BEGIN RECORDS FOR THE TASK
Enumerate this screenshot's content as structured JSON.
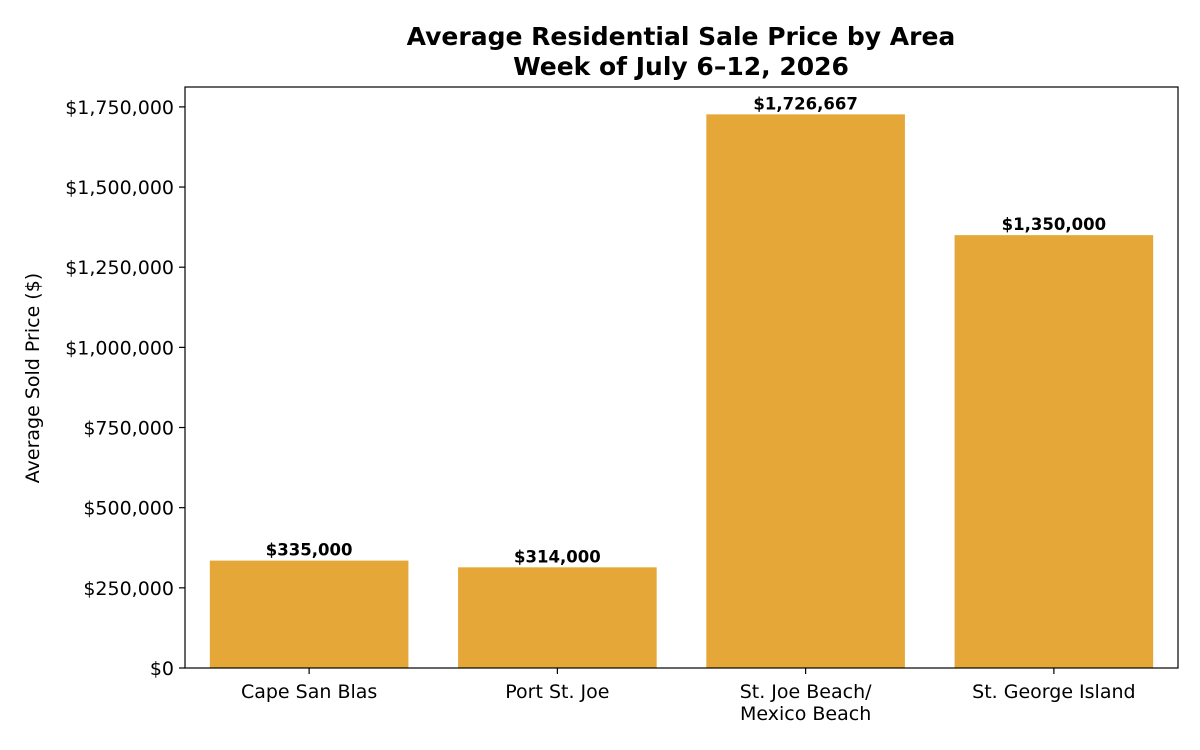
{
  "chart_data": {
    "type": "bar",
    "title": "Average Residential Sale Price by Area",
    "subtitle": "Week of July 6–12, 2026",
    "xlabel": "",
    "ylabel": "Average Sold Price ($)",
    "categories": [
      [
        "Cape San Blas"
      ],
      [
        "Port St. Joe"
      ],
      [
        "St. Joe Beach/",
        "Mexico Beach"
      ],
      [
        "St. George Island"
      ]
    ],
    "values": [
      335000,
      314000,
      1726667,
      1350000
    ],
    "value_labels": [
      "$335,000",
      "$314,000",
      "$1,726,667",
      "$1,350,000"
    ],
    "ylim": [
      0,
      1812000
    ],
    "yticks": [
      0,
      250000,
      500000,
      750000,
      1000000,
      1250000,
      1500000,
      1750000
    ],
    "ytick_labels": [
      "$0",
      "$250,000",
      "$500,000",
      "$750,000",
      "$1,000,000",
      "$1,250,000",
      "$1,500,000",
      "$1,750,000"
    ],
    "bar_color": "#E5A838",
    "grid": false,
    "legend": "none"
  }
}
END RECORDS FOR THE TASK
TASK REQUIREMENTS.
Across the records, how many lines contain "Average"? Only the number should be given.

THE REPLY.
2